▶ **Instruction**
Which lines of the data contain the string "ylabel", with case counting? Show each of those lines in full.
[Records to use start]
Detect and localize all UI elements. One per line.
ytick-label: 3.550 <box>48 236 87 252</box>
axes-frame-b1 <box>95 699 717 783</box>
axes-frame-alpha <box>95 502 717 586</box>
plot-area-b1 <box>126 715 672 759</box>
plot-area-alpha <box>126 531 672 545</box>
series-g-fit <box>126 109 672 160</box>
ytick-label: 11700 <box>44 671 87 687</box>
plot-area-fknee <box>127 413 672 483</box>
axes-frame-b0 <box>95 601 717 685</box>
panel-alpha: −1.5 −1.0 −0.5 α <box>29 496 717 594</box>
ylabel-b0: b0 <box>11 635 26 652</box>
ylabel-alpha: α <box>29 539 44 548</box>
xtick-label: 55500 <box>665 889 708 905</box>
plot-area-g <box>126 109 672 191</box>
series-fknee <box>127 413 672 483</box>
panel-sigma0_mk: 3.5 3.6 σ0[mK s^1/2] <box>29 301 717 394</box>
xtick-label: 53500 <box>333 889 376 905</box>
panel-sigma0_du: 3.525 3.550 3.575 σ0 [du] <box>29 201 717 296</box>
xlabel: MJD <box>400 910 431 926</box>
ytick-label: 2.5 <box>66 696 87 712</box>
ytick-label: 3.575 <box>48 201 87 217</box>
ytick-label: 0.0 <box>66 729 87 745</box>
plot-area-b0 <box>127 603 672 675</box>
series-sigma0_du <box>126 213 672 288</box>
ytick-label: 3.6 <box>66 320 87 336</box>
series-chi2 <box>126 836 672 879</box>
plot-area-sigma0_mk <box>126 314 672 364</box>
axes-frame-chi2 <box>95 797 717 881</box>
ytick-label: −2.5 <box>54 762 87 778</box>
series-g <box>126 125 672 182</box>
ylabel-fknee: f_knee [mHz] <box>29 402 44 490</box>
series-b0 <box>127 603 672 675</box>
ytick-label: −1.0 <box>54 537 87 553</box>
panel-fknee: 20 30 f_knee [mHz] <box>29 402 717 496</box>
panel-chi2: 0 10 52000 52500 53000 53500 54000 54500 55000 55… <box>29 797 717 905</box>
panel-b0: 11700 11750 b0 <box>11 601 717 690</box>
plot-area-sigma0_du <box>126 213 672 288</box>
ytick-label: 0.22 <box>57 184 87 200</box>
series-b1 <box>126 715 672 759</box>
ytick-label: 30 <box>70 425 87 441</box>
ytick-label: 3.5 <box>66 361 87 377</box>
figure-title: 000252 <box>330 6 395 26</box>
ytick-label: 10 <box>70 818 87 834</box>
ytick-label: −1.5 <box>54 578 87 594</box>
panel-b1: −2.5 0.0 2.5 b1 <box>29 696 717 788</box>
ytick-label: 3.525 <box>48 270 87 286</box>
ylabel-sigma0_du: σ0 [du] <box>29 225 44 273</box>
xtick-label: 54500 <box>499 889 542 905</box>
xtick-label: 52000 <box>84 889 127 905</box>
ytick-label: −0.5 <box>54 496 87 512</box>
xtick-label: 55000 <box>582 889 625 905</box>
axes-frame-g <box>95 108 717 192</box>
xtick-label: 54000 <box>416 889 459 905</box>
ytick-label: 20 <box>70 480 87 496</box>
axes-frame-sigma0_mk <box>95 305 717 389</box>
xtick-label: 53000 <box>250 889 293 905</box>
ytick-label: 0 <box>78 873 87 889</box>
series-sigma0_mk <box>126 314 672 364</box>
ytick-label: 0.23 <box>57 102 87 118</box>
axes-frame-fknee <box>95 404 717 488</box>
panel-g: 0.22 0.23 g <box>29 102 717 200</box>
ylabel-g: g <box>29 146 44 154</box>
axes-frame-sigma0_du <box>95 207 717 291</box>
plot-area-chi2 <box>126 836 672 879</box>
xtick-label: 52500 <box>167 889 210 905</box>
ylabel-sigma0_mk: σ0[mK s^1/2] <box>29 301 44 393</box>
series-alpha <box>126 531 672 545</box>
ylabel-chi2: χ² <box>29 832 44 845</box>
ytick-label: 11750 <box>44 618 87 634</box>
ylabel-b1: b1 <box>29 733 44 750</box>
[Records to use end]
▶ **The answer**
ylabel-b0: b0 <box>11 635 26 652</box>
ylabel-alpha: α <box>29 539 44 548</box>
ylabel-fknee: f_knee [mHz] <box>29 402 44 490</box>
ylabel-sigma0_du: σ0 [du] <box>29 225 44 273</box>
ylabel-g: g <box>29 146 44 154</box>
ylabel-sigma0_mk: σ0[mK s^1/2] <box>29 301 44 393</box>
ylabel-chi2: χ² <box>29 832 44 845</box>
ylabel-b1: b1 <box>29 733 44 750</box>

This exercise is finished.